*Supplied records*:

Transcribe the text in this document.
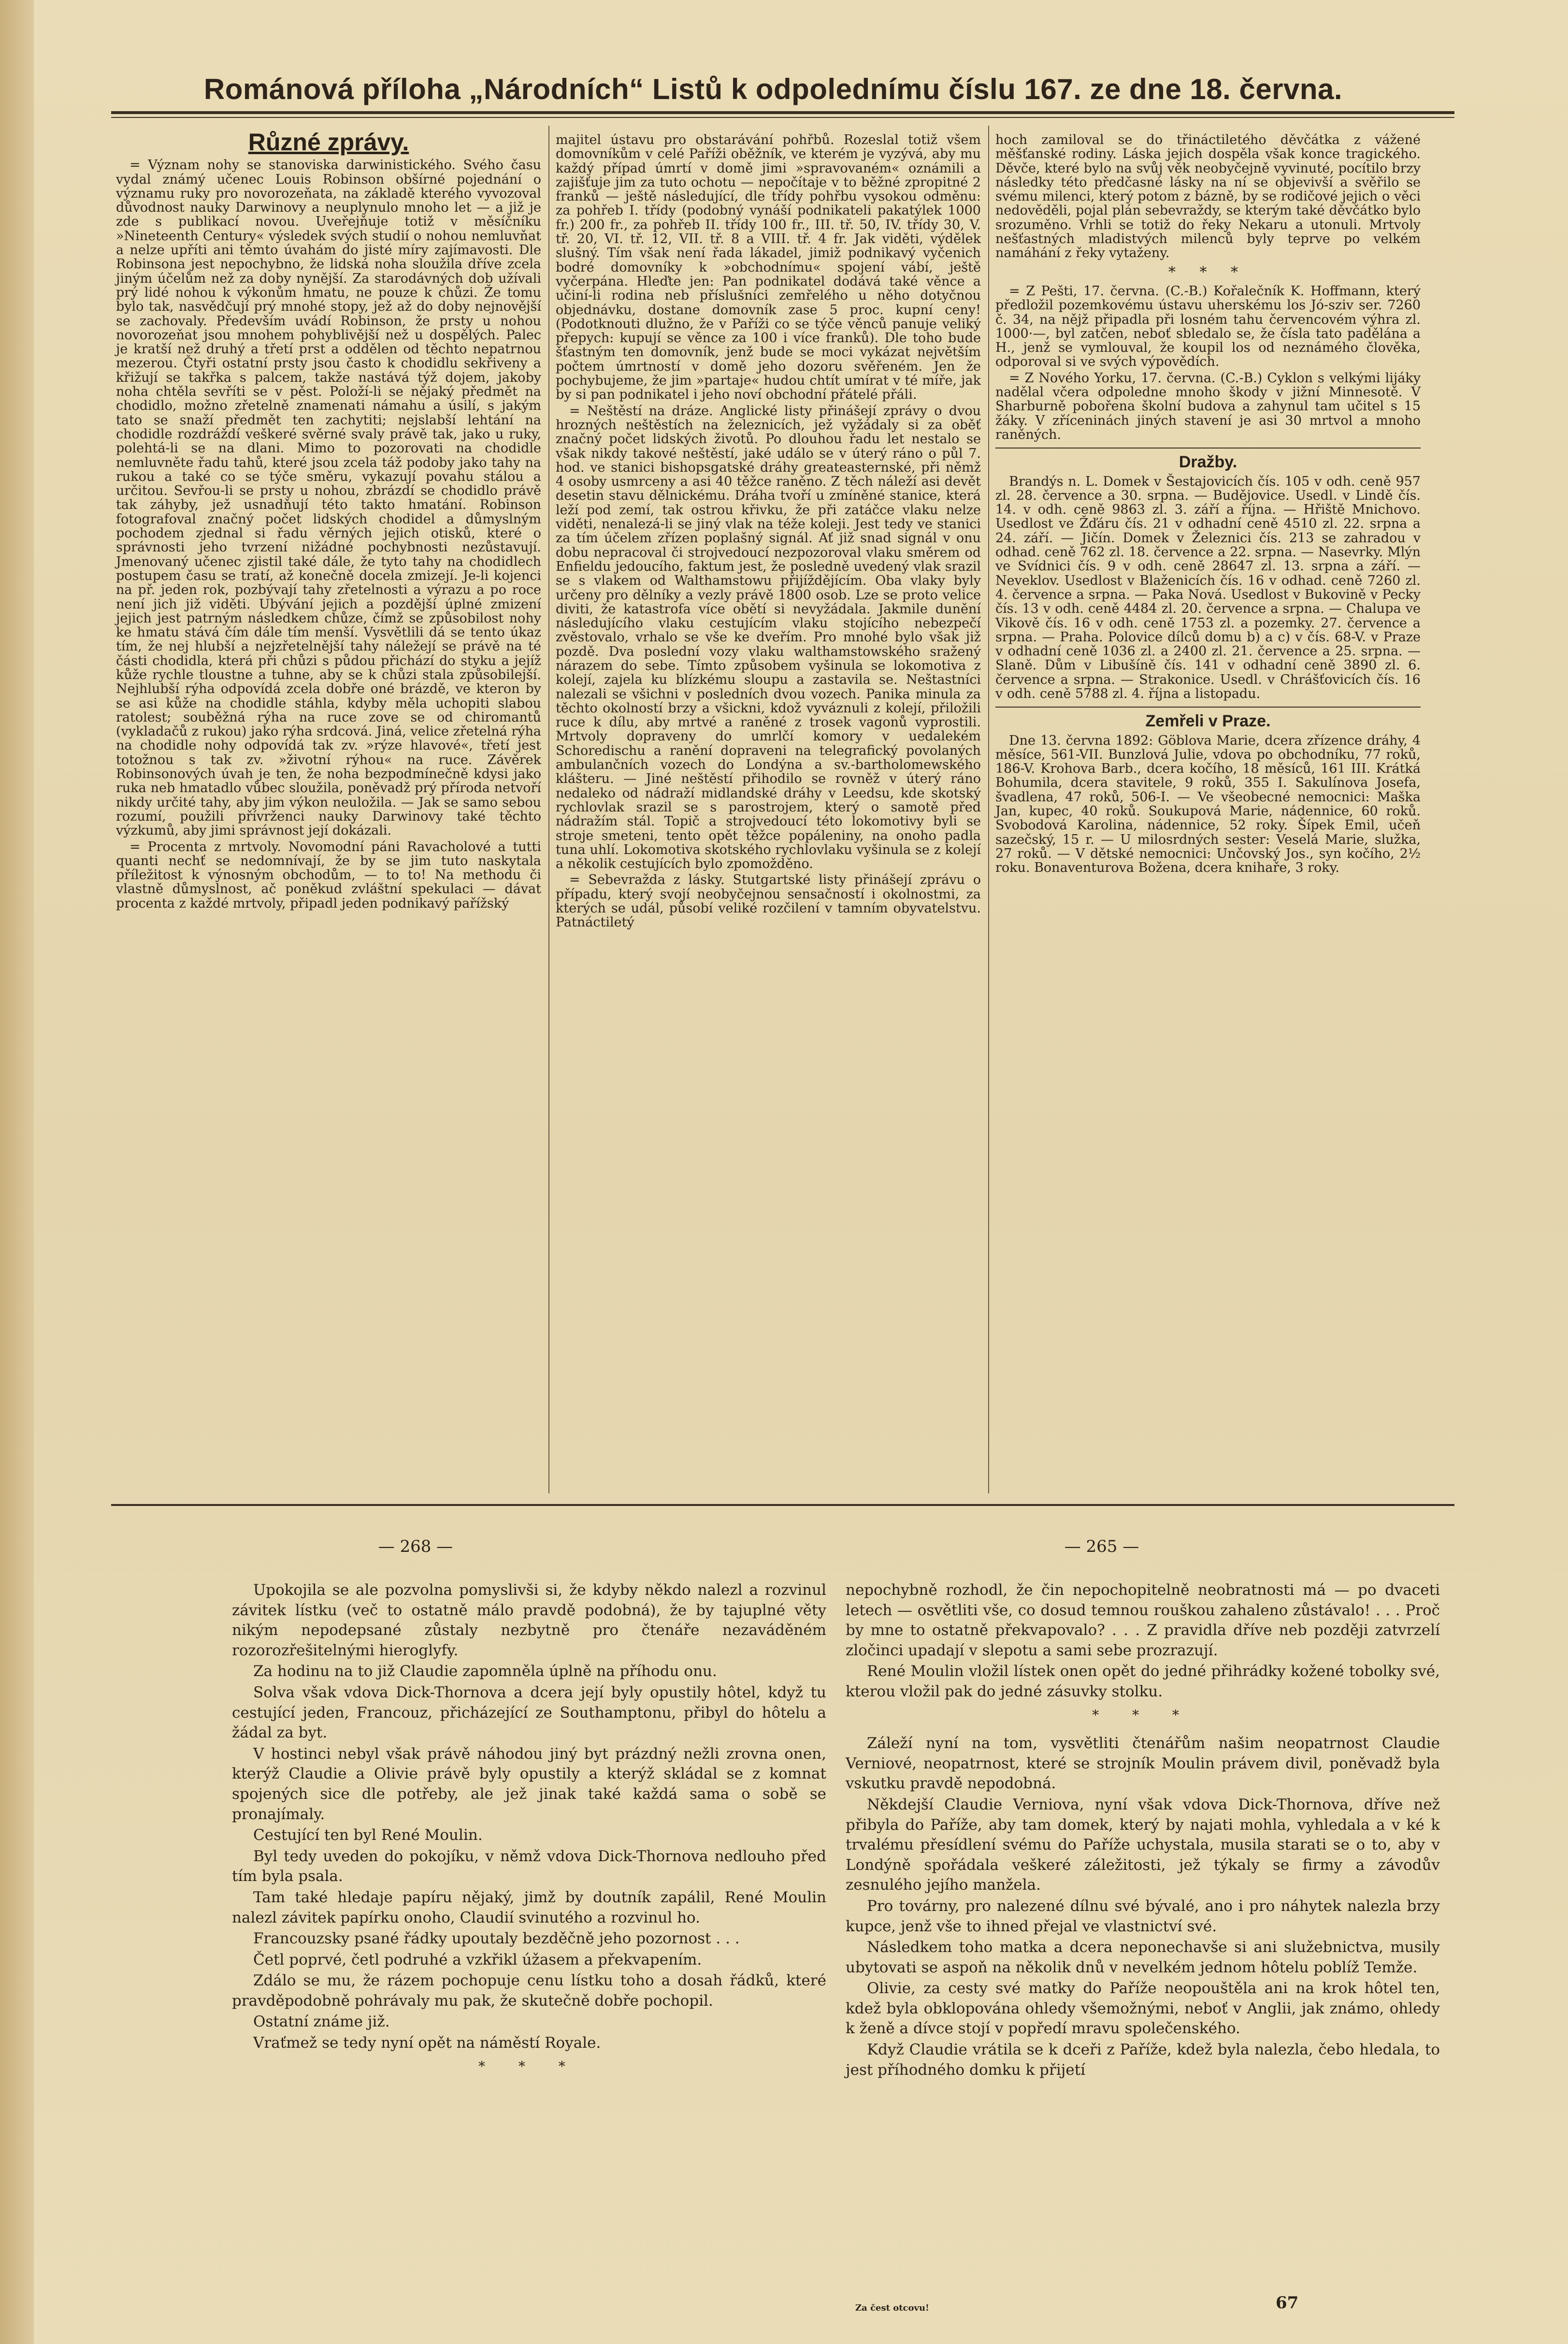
Románová příloha „Národních“ Listů k odpolednímu číslu 167. ze dne 18. června.
Různé zprávy.

= Význam nohy se stanoviska darwinistického. Svého času vydal známý učenec Louis Robinson obšírné pojednání o významu ruky pro novorozeňata, na základě kterého vyvozoval důvodnost nauky Darwinovy a neuplynulo mnoho let — a již je zde s publikací novou. Uveřejňuje totiž v měsíčníku »Nineteenth Century« výsledek svých studií o nohou nemluvňat a nelze upříti ani těmto úvahám do jisté míry zajímavosti. Dle Robinsona jest nepochybno, že lidská noha sloužila dříve zcela jiným účelům než za doby nynější. Za starodávných dob užívali prý lidé nohou k výkonům hmatu, ne pouze k chůzi. Že tomu bylo tak, nasvědčují prý mnohé stopy, jež až do doby nejnovější se zachovaly. Především uvádí Robinson, že prsty u nohou novorozeňat jsou mnohem pohyblivější než u dospělých. Palec je kratší než druhý a třetí prst a oddělen od těchto nepatrnou mezerou. Čtyři ostatní prsty jsou často k chodidlu sekřiveny a křižují se takřka s palcem, takže nastává týž dojem, jakoby noha chtěla sevříti se v pěst. Položí-li se nějaký předmět na chodidlo, možno zřetelně znamenati námahu a úsilí, s jakým tato se snaží předmět ten zachytiti; nejslabší lehtání na chodidle rozdráždí veškeré svěrné svaly právě tak, jako u ruky, polehtá-li se na dlani. Mimo to pozorovati na chodidle nemluvněte řadu tahů, které jsou zcela táž podoby jako tahy na rukou a také co se týče směru, vykazují povahu stálou a určitou. Sevřou-li se prsty u nohou, zbrázdí se chodidlo právě tak záhyby, jež usnadňují této takto hmatání. Robinson fotografoval značný počet lidských chodidel a důmyslným pochodem zjednal si řadu věrných jejich otisků, které o správnosti jeho tvrzení nižádné pochybnosti nezůstavují. Jmenovaný učenec zjistil také dále, že tyto tahy na chodidlech postupem času se tratí, až konečně docela zmizejí. Je-li kojenci na př. jeden rok, pozbývají tahy zřetelnosti a výrazu a po roce není jich již viděti. Ubývání jejich a pozdější úplné zmizení jejich jest patrným následkem chůze, čímž se způsobilost nohy ke hmatu stává čím dále tím menší. Vysvětlili dá se tento úkaz tím, že nej hlubší a nejzřetelnější tahy náležejí se právě na té části chodidla, která při chůzi s půdou přichází do styku a jejíž kůže rychle tloustne a tuhne, aby se k chůzi stala způsobilejší. Nejhlubší rýha odpovídá zcela dobře oné brázdě, ve kteron by se asi kůže na chodidle stáhla, kdyby měla uchopiti slabou ratolest; souběžná rýha na ruce zove se od chiromantů (vykladačů z rukou) jako rýha srdcová. Jiná, velice zřetelná rýha na chodidle nohy odpovídá tak zv. »rýze hlavové«, třetí jest totožnou s tak zv. »životní rýhou« na ruce. Závěrek Robinsonových úvah je ten, že noha bezpodmínečně kdysi jako ruka neb hmatadlo vůbec sloužila, poněvadž prý příroda netvoří nikdy určité tahy, aby jim výkon neuložila. — Jak se samo sebou rozumí, použili přívrženci nauky Darwinovy také těchto výzkumů, aby jimi správnost její dokázali.

= Procenta z mrtvoly. Novomodní páni Ravacholové a tutti quanti nechť se nedomnívají, že by se jim tuto naskytala příležitost k výnosným obchodům, — to to! Na methodu či vlastně důmyslnost, ač poněkud zvláštní spekulaci — dávat procenta z každé mrtvoly, připadl jeden podnikavý pařížský

majitel ústavu pro obstarávání pohřbů. Rozeslal totiž všem domovníkům v celé Paříži oběžník, ve kterém je vyzývá, aby mu každý případ úmrtí v domě jimi »spravovaném« oznámili a zajišťuje jim za tuto ochotu — nepočítaje v to běžné zpropitné 2 franků — ještě následující, dle třídy pohřbu vysokou odměnu: za pohřeb I. třídy (podobný vynáší podnikateli pakatýlek 1000 fr.) 200 fr., za pohřeb II. třídy 100 fr., III. tř. 50, IV. třídy 30, V. tř. 20, VI. tř. 12, VII. tř. 8 a VIII. tř. 4 fr. Jak viděti, výdělek slušný. Tím však není řada lákadel, jimiž podnikavý vyčenich bodré domovníky k »obchodnímu« spojení vábí, ještě vyčerpána. Hleďte jen: Pan podnikatel dodává také věnce a učiní-li rodina neb příslušníci zemřelého u něho dotyčnou objednávku, dostane domovník zase 5 proc. kupní ceny! (Podotknouti dlužno, že v Paříži co se týče věnců panuje veliký přepych: kupují se věnce za 100 i více franků). Dle toho bude šťastným ten domovník, jenž bude se moci vykázat největším počtem úmrtností v domě jeho dozoru svěřeném. Jen že pochybujeme, že jim »partaje« hudou chtít umírat v té míře, jak by si pan podnikatel i jeho noví obchodní přátelé přáli.

= Neštěstí na dráze. Anglické listy přinášejí zprávy o dvou hrozných neštěstích na železnicích, jež vyžádaly si za oběť značný počet lidských životů. Po dlouhou řadu let nestalo se však nikdy takové neštěstí, jaké událo se v úterý ráno o půl 7. hod. ve stanici bishopsgatské dráhy greateasternské, při němž 4 osoby usmrceny a asi 40 těžce raněno. Z těch náleží asi devět desetin stavu dělnickému. Dráha tvoří u zmíněné stanice, která leží pod zemí, tak ostrou křivku, že při zatáčce vlaku nelze viděti, nenalezá-li se jiný vlak na téže koleji. Jest tedy ve stanici za tím účelem zřízen poplašný signál. Ať již snad signál v onu dobu nepracoval či strojvedoucí nezpozoroval vlaku směrem od Enfieldu jedoucího, faktum jest, že posledně uvedený vlak srazil se s vlakem od Walthamstowu přijíždějícím. Oba vlaky byly určeny pro dělníky a vezly právě 1800 osob. Lze se proto velice diviti, že katastrofa více obětí si nevyžádala. Jakmile dunění následujícího vlaku cestujícím vlaku stojícího nebezpečí zvěstovalo, vrhalo se vše ke dveřím. Pro mnohé bylo však již pozdě. Dva poslední vozy vlaku walthamstowského sražený nárazem do sebe. Tímto způsobem vyšinula se lokomotiva z kolejí, zajela ku blízkému sloupu a zastavila se. Neštastníci nalezali se všichni v posledních dvou vozech. Panika minula za těchto okolností brzy a všickni, kdož vyváznuli z kolejí, přiložili ruce k dílu, aby mrtvé a raněné z trosek vagonů vyprostili. Mrtvoly dopraveny do umrlčí komory v uedalekém Schoredischu a ranění dopraveni na telegrafický povolaných ambulančních vozech do Londýna a sv.-bartholomewského klášteru. — Jiné neštěstí přihodilo se rovněž v úterý ráno nedaleko od nádraží midlandské dráhy v Leedsu, kde skotský rychlovlak srazil se s parostrojem, který o samotě před nádražím stál. Topič a strojvedoucí této lokomotivy byli se stroje smeteni, tento opět těžce popáleniny, na onoho padla tuna uhlí. Lokomotiva skotského rychlovlaku vyšinula se z kolejí a několik cestujících bylo zpomožděno.

= Sebevražda z lásky. Stutgartské listy přinášejí zprávu o případu, který svojí neobyčejnou sensačností i okolnostmi, za kterých se udál, působí veliké rozčilení v tamním obyvatelstvu. Patnáctiletý

hoch zamiloval se do třináctiletého děvčátka z vážené měšťanské rodiny. Láska jejich dospěla však konce tragického. Děvče, které bylo na svůj věk neobyčejně vyvinuté, pocítilo brzy následky této předčasné lásky na ní se objevivší a svěřilo se svému milenci, který potom z bázně, by se rodičové jejich o věci nedověděli, pojal plán sebevraždy, se kterým také děvčátko bylo srozuměno. Vrhli se totiž do řeky Nekaru a utonuli. Mrtvoly nešťastných mladistvých milenců byly teprve po velkém namáhání z řeky vytaženy.

* * *

= Z Pešti, 17. června. (C.-B.) Kořalečník K. Hoffmann, který předložil pozemkovému ústavu uherskému los Jó-sziv ser. 7260 č. 34, na nějž připadla při losném tahu červencovém výhra zl. 1000·—, byl zatčen, neboť sbledalo se, že čísla tato padělána a H., jenž se vymlouval, že koupil los od neznámého člověka, odporoval si ve svých výpovědích.

= Z Nového Yorku, 17. června. (C.-B.) Cyklon s velkými lijáky nadělal včera odpoledne mnoho škody v jižní Minnesotě. V Sharburně pobořena školní budova a zahynul tam učitel s 15 žáky. V zříceninách jiných stavení je asi 30 mrtvol a mnoho raněných.

Dražby.

Brandýs n. L. Domek v Šestajovicích čís. 105 v odh. ceně 957 zl. 28. července a 30. srpna. — Budějovice. Usedl. v Lindě čís. 14. v odh. ceně 9863 zl. 3. září a října. — Hřiště Mnichovo. Usedlost ve Žďáru čís. 21 v odhadní ceně 4510 zl. 22. srpna a 24. září. — Jičín. Domek v Železnici čís. 213 se zahradou v odhad. ceně 762 zl. 18. července a 22. srpna. — Nasevrky. Mlýn ve Svídnici čís. 9 v odh. ceně 28647 zl. 13. srpna a září. — Neveklov. Usedlost v Blaženicích čís. 16 v odhad. ceně 7260 zl. 4. července a srpna. — Paka Nová. Usedlost v Bukovině v Pecky čís. 13 v odh. ceně 4484 zl. 20. července a srpna. — Chalupa ve Vikově čís. 16 v odh. ceně 1753 zl. a pozemky. 27. července a srpna. — Praha. Polovice dílců domu b) a c) v čís. 68-V. v Praze v odhadní ceně 1036 zl. a 2400 zl. 21. července a 25. srpna. — Slaně. Dům v Libušíně čís. 141 v odhadní ceně 3890 zl. 6. července a srpna. — Strakonice. Usedl. v Chrášťovicích čís. 16 v odh. ceně 5788 zl. 4. října a listopadu.

Zemřeli v Praze.

Dne 13. června 1892: Göblova Marie, dcera zřízence dráhy, 4 měsíce, 561-VII. Bunzlová Julie, vdova po obchodníku, 77 roků, 186-V. Krohova Barb., dcera kočího, 18 měsíců, 161 III. Krátká Bohumila, dcera stavitele, 9 roků, 355 I. Sakulínova Josefa, švadlena, 47 roků, 506-I. — Ve všeobecné nemocnici: Maška Jan, kupec, 40 roků. Soukupová Marie, nádennice, 60 roků. Svobodová Karolina, nádennice, 52 roky. Šípek Emil, učeň sazečský, 15 r. — U milosrdných sester: Veselá Marie, služka, 27 roků. — V dětské nemocnici: Unčovský Jos., syn kočího, 2½ roku. Bonaventurova Božena, dcera knihaře, 3 roky.

— 268 —	— 265 —

Upokojila se ale pozvolna pomyslivši si, že kdyby někdo nalezl a rozvinul závitek lístku (več to ostatně málo pravdě podobná), že by tajuplné věty nikým nepodepsané zůstaly nezbytně pro čtenáře nezaváděném rozorozřešitelnými hieroglyfy.

Za hodinu na to již Claudie zapomněla úplně na příhodu onu.

Solva však vdova Dick-Thornova a dcera její byly opustily hôtel, když tu cestující jeden, Francouz, přicházející ze Southamptonu, přibyl do hôtelu a žádal za byt.

V hostinci nebyl však právě náhodou jiný byt prázdný nežli zrovna onen, kterýž Claudie a Olivie právě byly opustily a kterýž skládal se z komnat spojených sice dle potřeby, ale jež jinak také každá sama o sobě se pronajímaly.

Cestující ten byl René Moulin.

Byl tedy uveden do pokojíku, v němž vdova Dick-Thornova nedlouho před tím byla psala.

Tam také hledaje papíru nějaký, jimž by doutník zapálil, René Moulin nalezl závitek papírku onoho, Claudií svinutého a rozvinul ho.

Francouzsky psané řádky upoutaly bezděčně jeho pozornost . . .

Četl poprvé, četl podruhé a vzkřikl úžasem a překvapením.

Zdálo se mu, že rázem pochopuje cenu lístku toho a dosah řádků, které pravděpodobně pohrávaly mu pak, že skutečně dobře pochopil.

Ostatní známe již.

Vraťmež se tedy nyní opět na náměstí Royale.

* * *

nepochybně rozhodl, že čin nepochopitelně neobratnosti má — po dvaceti letech — osvětliti vše, co dosud temnou rouškou zahaleno zůstávalo! . . . Proč by mne to ostatně překvapovalo? . . . Z pravidla dříve neb později zatvrzelí zločinci upadají v slepotu a sami sebe prozrazují.

René Moulin vložil lístek onen opět do jedné přihrádky kožené tobolky své, kterou vložil pak do jedné zásuvky stolku.

* * *

Záleží nyní na tom, vysvětliti čtenářům našim neopatrnost Claudie Verniové, neopatrnost, které se strojník Moulin právem divil, poněvadž byla vskutku pravdě nepodobná.

Někdejší Claudie Verniova, nyní však vdova Dick-Thornova, dříve než přibyla do Paříže, aby tam domek, který by najati mohla, vyhledala a v ké k trvalému přesídlení svému do Paříže uchystala, musila starati se o to, aby v Londýně spořádala veškeré záležitosti, jež týkaly se firmy a závodův zesnulého jejího manžela.

Pro továrny, pro nalezené dílnu své bývalé, ano i pro náhytek nalezla brzy kupce, jenž vše to ihned přejal ve vlastnictví své.

Následkem toho matka a dcera neponechavše si ani služebnictva, musily ubytovati se aspoň na několik dnů v nevelkém jednom hôtelu poblíž Temže.

Olivie, za cesty své matky do Paříže neopouštěla ani na krok hôtel ten, kdež byla obklopována ohledy všemožnými, neboť v Anglii, jak známo, ohledy k ženě a dívce stojí v popředí mravu společenského.

Když Claudie vrátila se k dceři z Paříže, kdež byla nalezla, čebo hledala, to jest příhodného domku k přijetí

Za čest otcovu!	67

*Aim of the task*:
Scan the material above for the string "kdež" and return the lines that hold it.

*Exercise result*:
Olivie, za cesty své matky do Paříže neopouštěla ani na krok hôtel ten, kdež byla obklopována ohledy všemožnými, neboť v Anglii, jak známo, ohledy k ženě a dívce stojí v popředí mravu společenského.
Když Claudie vrátila se k dceři z Paříže, kdež byla nalezla, čebo hledala, to jest příhodného domku k přijetí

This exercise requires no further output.